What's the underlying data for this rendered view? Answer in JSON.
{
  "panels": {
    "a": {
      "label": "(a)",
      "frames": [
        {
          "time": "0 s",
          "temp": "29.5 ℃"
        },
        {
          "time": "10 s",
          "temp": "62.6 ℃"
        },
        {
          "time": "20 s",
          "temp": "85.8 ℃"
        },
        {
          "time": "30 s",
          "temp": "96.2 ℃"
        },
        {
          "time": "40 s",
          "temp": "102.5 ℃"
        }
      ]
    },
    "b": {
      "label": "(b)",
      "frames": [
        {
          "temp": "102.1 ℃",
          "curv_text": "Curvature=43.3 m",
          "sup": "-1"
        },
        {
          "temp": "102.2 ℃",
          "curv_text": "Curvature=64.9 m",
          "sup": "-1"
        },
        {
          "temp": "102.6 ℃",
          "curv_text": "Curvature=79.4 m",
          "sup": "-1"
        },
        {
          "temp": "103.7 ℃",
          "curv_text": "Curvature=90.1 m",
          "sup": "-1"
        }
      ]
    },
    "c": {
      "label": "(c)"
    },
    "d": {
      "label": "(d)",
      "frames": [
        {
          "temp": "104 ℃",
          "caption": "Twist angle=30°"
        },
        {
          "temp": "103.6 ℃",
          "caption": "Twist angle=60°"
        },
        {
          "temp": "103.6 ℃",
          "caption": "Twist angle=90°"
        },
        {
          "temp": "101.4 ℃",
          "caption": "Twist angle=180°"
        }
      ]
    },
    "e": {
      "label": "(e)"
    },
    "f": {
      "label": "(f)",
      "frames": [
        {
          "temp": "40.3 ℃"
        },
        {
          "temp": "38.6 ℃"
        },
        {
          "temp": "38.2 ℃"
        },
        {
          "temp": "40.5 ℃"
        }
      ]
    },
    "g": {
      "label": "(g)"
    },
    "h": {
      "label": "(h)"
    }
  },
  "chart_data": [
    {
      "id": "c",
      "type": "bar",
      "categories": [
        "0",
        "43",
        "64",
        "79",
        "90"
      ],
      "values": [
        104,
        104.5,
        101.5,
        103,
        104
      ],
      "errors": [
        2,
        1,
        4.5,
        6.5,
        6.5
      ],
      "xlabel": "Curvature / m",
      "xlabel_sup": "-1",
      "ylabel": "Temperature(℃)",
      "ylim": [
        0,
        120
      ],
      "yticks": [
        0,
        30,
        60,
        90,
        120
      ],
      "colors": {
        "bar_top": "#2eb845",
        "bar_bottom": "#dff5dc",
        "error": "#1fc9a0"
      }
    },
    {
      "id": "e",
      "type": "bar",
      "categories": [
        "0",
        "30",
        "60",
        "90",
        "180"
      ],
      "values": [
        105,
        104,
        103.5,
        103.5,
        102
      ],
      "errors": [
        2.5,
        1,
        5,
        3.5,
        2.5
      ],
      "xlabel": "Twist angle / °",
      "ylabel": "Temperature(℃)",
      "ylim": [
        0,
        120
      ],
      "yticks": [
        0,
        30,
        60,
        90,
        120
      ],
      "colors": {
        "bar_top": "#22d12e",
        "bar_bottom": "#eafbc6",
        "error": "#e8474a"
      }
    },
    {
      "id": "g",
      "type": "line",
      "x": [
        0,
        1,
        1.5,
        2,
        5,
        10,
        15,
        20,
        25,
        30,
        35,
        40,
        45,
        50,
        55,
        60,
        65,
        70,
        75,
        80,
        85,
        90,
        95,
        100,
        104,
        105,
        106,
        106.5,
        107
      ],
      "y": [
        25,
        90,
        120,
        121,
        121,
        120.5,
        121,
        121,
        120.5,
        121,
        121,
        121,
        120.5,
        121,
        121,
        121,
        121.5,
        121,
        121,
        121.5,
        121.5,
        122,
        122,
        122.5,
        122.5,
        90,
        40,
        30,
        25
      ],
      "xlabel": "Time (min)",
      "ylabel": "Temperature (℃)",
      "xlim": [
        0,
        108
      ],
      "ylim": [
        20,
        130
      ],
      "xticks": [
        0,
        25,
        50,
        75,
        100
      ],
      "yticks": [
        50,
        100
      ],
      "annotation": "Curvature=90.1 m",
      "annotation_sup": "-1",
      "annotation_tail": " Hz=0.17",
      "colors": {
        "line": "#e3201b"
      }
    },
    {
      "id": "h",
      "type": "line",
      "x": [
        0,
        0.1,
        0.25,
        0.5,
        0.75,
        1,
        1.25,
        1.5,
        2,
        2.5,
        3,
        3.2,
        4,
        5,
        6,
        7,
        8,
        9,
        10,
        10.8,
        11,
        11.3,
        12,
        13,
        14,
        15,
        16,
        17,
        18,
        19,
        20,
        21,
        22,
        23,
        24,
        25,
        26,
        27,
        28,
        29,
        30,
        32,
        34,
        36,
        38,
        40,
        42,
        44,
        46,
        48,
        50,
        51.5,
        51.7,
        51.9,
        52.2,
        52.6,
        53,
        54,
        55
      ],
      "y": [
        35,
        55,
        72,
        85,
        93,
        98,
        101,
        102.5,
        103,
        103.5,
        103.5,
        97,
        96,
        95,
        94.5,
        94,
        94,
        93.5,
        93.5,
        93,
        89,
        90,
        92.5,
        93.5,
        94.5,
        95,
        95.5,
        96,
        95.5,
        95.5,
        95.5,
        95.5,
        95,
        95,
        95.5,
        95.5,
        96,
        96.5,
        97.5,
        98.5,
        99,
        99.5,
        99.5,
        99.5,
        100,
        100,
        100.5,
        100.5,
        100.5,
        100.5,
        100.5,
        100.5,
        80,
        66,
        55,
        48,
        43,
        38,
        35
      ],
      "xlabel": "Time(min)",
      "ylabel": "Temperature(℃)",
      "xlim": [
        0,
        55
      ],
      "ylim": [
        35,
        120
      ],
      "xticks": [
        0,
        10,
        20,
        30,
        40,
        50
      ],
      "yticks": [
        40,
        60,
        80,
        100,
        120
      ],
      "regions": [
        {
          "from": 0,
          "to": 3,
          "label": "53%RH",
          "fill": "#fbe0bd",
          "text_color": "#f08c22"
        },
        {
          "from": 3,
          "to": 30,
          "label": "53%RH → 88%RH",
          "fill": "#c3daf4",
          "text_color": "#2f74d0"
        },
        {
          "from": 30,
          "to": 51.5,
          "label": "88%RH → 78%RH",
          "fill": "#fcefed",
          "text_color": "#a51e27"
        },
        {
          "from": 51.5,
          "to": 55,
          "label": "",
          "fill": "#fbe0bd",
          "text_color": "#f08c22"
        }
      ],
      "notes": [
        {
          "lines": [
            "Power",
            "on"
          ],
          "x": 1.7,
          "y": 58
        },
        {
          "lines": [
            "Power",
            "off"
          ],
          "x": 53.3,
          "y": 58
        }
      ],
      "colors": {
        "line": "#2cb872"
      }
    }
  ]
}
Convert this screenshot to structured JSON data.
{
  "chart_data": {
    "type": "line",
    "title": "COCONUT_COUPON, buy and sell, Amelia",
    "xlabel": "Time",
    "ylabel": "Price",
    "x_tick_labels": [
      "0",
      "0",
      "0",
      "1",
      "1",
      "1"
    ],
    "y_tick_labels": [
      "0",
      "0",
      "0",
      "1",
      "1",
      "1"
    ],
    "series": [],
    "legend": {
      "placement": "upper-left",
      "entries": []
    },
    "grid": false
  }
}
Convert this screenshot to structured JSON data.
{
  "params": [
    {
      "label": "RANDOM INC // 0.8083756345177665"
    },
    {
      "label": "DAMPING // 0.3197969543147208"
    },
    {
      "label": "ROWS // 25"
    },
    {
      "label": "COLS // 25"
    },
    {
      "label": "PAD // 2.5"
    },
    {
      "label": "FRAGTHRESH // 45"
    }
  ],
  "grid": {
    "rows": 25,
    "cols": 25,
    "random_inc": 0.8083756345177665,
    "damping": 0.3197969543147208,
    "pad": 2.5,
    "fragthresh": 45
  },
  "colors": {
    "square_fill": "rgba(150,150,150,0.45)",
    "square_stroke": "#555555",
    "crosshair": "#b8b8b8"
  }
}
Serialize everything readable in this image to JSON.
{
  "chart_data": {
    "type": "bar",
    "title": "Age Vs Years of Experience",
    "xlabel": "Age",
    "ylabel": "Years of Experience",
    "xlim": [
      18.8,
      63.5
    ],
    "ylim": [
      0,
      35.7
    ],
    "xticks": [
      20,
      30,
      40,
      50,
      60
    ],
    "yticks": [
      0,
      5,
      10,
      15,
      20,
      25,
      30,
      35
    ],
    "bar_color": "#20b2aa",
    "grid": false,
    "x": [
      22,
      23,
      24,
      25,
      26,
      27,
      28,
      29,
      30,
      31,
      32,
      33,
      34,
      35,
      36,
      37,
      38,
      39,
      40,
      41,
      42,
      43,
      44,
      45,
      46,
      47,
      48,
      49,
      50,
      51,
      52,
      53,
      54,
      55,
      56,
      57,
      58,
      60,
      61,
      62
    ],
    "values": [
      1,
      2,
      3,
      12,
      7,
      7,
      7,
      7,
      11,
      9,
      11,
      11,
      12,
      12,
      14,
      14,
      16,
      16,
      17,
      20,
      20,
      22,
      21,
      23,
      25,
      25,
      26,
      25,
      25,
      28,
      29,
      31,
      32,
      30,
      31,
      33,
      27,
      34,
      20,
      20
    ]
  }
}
▬▬▬▬▬▬▬▬▬▬
Given request — Exactly and exclusively, repeat the lines from the line that contains "Serialize everything readable" through the end of the records, both ends included.

Result of the task —
Serialize everything readable in this image to JSON.
{
  "chart_data": {
    "type": "bar",
    "title": "Age Vs Years of Experience",
    "xlabel": "Age",
    "ylabel": "Years of Experience",
    "xlim": [
      18.8,
      63.5
    ],
    "ylim": [
      0,
      35.7
    ],
    "xticks": [
      20,
      30,
      40,
      50,
      60
    ],
    "yticks": [
      0,
      5,
      10,
      15,
      20,
      25,
      30,
      35
    ],
    "bar_color": "#20b2aa",
    "grid": false,
    "x": [
      22,
      23,
      24,
      25,
      26,
      27,
      28,
      29,
      30,
      31,
      32,
      33,
      34,
      35,
      36,
      37,
      38,
      39,
      40,
      41,
      42,
      43,
      44,
      45,
      46,
      47,
      48,
      49,
      50,
      51,
      52,
      53,
      54,
      55,
      56,
      57,
      58,
      60,
      61,
      62
    ],
    "values": [
      1,
      2,
      3,
      12,
      7,
      7,
      7,
      7,
      11,
      9,
      11,
      11,
      12,
      12,
      14,
      14,
      16,
      16,
      17,
      20,
      20,
      22,
      21,
      23,
      25,
      25,
      26,
      25,
      25,
      28,
      29,
      31,
      32,
      30,
      31,
      33,
      27,
      34,
      20,
      20
    ]
  }
}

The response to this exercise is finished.